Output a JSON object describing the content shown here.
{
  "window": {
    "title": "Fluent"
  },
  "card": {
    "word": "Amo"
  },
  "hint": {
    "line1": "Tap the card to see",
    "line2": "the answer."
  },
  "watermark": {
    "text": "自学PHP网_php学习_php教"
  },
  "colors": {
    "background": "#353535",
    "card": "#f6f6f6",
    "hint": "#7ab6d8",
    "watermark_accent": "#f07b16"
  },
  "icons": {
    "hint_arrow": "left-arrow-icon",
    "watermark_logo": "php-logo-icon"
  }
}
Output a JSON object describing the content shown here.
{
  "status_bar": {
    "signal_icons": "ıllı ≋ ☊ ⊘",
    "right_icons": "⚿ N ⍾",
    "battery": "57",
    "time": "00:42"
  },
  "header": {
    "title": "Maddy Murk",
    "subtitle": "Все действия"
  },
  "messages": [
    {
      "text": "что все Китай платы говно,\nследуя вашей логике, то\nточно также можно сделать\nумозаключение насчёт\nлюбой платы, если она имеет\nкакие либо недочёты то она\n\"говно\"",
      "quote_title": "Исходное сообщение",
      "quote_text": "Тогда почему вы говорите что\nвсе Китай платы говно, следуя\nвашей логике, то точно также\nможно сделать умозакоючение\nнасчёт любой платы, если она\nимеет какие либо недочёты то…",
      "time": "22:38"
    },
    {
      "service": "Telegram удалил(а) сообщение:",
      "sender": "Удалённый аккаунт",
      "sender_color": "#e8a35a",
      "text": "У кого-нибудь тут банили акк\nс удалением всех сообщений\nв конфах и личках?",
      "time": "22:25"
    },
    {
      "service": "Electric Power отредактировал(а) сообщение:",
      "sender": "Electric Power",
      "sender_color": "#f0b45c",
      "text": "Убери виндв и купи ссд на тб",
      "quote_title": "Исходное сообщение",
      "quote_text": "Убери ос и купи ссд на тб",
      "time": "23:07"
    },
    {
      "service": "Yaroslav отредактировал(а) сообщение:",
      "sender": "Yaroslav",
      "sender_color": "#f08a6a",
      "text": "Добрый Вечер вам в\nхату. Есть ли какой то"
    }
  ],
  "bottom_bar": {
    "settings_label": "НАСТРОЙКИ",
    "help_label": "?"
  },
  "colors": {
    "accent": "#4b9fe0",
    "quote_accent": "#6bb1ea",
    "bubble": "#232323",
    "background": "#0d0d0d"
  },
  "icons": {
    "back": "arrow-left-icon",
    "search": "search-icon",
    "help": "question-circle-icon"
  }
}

──────

#### Set problem:
Your answer should be a single number: the count of lines in the data that include the word "либо".

#### Solution for this exercise:
2